**AIM OF THE TASK:** Without including any pictures, write out all the entries exactly.

**EXERCISE INPUT:**
※ ※ ※

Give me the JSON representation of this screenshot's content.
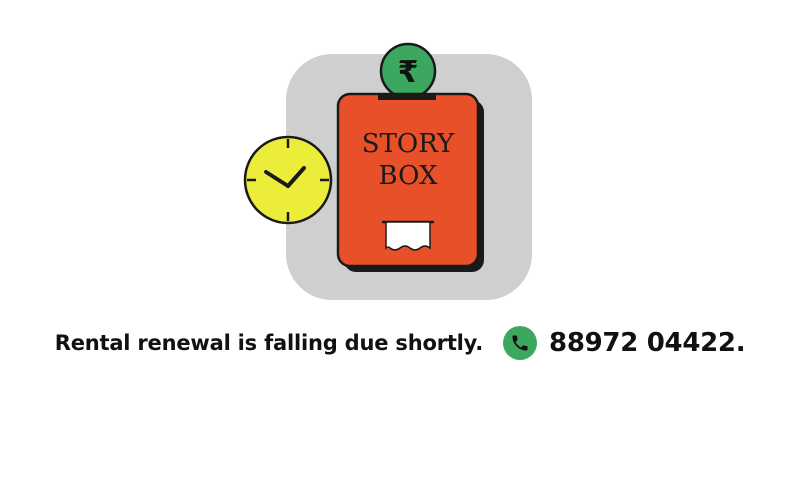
{
  "illustration": {
    "box_label_line1": "STORY",
    "box_label_line2": "BOX",
    "coin_symbol": "₹",
    "icons": [
      "clock-icon",
      "rupee-coin-icon",
      "story-box-icon",
      "receipt-slip-icon"
    ],
    "colors": {
      "backdrop": "#cfcfcf",
      "box": "#e8502a",
      "coin": "#3ca75e",
      "clock": "#ecec3a",
      "outline": "#1a1a1a"
    }
  },
  "message": {
    "text": "Rental renewal is falling due shortly.",
    "phone_icon": "phone-icon",
    "phone_icon_color": "#3ca75e",
    "phone_number": "88972 04422."
  }
}
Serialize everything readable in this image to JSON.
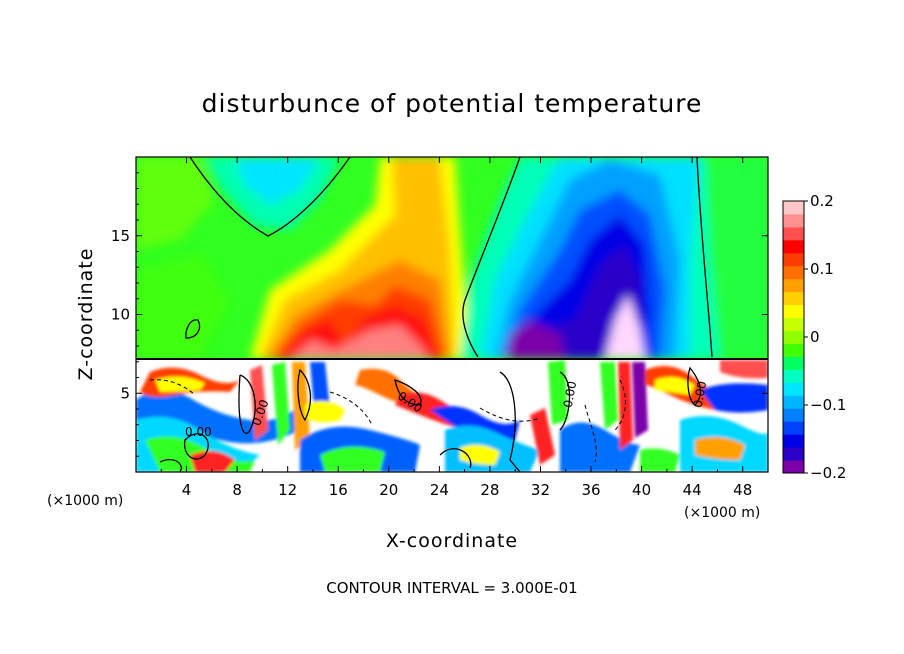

※ ※ ※

**CORRECT ANSWER:**
Give me the JSON representation of this screenshot's content.
{
  "illustration": {
    "box_label_line1": "STORY",
    "box_label_line2": "BOX",
    "coin_symbol": "₹",
    "icons": [
      "clock-icon",
      "rupee-coin-icon",
      "story-box-icon",
      "receipt-slip-icon"
    ],
    "colors": {
      "backdrop": "#cfcfcf",
      "box": "#e8502a",
      "coin": "#3ca75e",
      "clock": "#ecec3a",
      "outline": "#1a1a1a"
    }
  },
  "message": {
    "text": "Rental renewal is falling due shortly.",
    "phone_icon": "phone-icon",
    "phone_icon_color": "#3ca75e",
    "phone_number": "88972 04422."
  }
}
Serialize everything readable in this image to JSON.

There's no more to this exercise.